[Start]

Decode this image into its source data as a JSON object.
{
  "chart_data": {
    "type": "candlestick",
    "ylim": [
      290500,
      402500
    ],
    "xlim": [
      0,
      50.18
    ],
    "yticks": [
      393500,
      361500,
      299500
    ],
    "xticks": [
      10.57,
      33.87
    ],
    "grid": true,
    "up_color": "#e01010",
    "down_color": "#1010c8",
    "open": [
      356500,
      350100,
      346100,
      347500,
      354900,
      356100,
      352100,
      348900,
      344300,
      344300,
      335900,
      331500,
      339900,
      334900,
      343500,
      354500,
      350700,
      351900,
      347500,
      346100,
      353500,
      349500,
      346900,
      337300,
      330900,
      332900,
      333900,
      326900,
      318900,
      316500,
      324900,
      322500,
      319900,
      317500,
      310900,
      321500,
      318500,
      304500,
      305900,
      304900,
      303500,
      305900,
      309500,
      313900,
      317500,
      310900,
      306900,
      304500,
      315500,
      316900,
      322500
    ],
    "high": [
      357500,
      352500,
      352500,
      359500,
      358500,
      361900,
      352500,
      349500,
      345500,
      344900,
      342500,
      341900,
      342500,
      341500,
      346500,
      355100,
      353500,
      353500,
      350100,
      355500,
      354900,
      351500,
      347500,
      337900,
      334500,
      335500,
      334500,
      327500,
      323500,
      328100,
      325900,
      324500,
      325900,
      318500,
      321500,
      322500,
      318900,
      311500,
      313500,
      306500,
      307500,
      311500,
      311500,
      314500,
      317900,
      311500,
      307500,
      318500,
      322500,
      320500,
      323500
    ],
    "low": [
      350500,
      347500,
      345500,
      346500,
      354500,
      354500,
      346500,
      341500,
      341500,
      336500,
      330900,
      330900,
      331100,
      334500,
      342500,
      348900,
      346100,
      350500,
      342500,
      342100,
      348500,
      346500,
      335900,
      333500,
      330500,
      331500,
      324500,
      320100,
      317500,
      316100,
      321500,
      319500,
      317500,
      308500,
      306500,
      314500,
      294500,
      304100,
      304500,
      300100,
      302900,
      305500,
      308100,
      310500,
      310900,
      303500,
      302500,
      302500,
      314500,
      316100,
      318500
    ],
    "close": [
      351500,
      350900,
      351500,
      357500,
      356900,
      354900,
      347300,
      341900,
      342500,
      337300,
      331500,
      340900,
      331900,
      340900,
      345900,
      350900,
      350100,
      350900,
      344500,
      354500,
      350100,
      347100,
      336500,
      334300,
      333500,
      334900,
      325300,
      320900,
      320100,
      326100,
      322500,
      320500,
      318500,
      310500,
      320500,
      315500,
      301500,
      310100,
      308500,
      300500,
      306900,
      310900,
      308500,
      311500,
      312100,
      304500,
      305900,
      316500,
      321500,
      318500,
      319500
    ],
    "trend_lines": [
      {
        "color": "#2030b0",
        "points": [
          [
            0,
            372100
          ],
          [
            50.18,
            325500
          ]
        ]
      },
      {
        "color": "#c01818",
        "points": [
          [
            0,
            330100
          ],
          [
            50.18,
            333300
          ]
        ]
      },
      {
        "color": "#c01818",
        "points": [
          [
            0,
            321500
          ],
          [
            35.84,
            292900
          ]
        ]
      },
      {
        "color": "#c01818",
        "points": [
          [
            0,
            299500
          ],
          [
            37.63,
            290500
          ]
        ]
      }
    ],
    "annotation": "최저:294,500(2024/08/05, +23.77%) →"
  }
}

[End]

§ **Requirement**
Your task is to transcribe the material exactly.

§ **Task solution**
Decode this image into its source data as a JSON object.
{
  "chart_data": {
    "type": "candlestick",
    "ylim": [
      290500,
      402500
    ],
    "xlim": [
      0,
      50.18
    ],
    "yticks": [
      393500,
      361500,
      299500
    ],
    "xticks": [
      10.57,
      33.87
    ],
    "grid": true,
    "up_color": "#e01010",
    "down_color": "#1010c8",
    "open": [
      356500,
      350100,
      346100,
      347500,
      354900,
      356100,
      352100,
      348900,
      344300,
      344300,
      335900,
      331500,
      339900,
      334900,
      343500,
      354500,
      350700,
      351900,
      347500,
      346100,
      353500,
      349500,
      346900,
      337300,
      330900,
      332900,
      333900,
      326900,
      318900,
      316500,
      324900,
      322500,
      319900,
      317500,
      310900,
      321500,
      318500,
      304500,
      305900,
      304900,
      303500,
      305900,
      309500,
      313900,
      317500,
      310900,
      306900,
      304500,
      315500,
      316900,
      322500
    ],
    "high": [
      357500,
      352500,
      352500,
      359500,
      358500,
      361900,
      352500,
      349500,
      345500,
      344900,
      342500,
      341900,
      342500,
      341500,
      346500,
      355100,
      353500,
      353500,
      350100,
      355500,
      354900,
      351500,
      347500,
      337900,
      334500,
      335500,
      334500,
      327500,
      323500,
      328100,
      325900,
      324500,
      325900,
      318500,
      321500,
      322500,
      318900,
      311500,
      313500,
      306500,
      307500,
      311500,
      311500,
      314500,
      317900,
      311500,
      307500,
      318500,
      322500,
      320500,
      323500
    ],
    "low": [
      350500,
      347500,
      345500,
      346500,
      354500,
      354500,
      346500,
      341500,
      341500,
      336500,
      330900,
      330900,
      331100,
      334500,
      342500,
      348900,
      346100,
      350500,
      342500,
      342100,
      348500,
      346500,
      335900,
      333500,
      330500,
      331500,
      324500,
      320100,
      317500,
      316100,
      321500,
      319500,
      317500,
      308500,
      306500,
      314500,
      294500,
      304100,
      304500,
      300100,
      302900,
      305500,
      308100,
      310500,
      310900,
      303500,
      302500,
      302500,
      314500,
      316100,
      318500
    ],
    "close": [
      351500,
      350900,
      351500,
      357500,
      356900,
      354900,
      347300,
      341900,
      342500,
      337300,
      331500,
      340900,
      331900,
      340900,
      345900,
      350900,
      350100,
      350900,
      344500,
      354500,
      350100,
      347100,
      336500,
      334300,
      333500,
      334900,
      325300,
      320900,
      320100,
      326100,
      322500,
      320500,
      318500,
      310500,
      320500,
      315500,
      301500,
      310100,
      308500,
      300500,
      306900,
      310900,
      308500,
      311500,
      312100,
      304500,
      305900,
      316500,
      321500,
      318500,
      319500
    ],
    "trend_lines": [
      {
        "color": "#2030b0",
        "points": [
          [
            0,
            372100
          ],
          [
            50.18,
            325500
          ]
        ]
      },
      {
        "color": "#c01818",
        "points": [
          [
            0,
            330100
          ],
          [
            50.18,
            333300
          ]
        ]
      },
      {
        "color": "#c01818",
        "points": [
          [
            0,
            321500
          ],
          [
            35.84,
            292900
          ]
        ]
      },
      {
        "color": "#c01818",
        "points": [
          [
            0,
            299500
          ],
          [
            37.63,
            290500
          ]
        ]
      }
    ],
    "annotation": "최저:294,500(2024/08/05, +23.77%) →"
  }
}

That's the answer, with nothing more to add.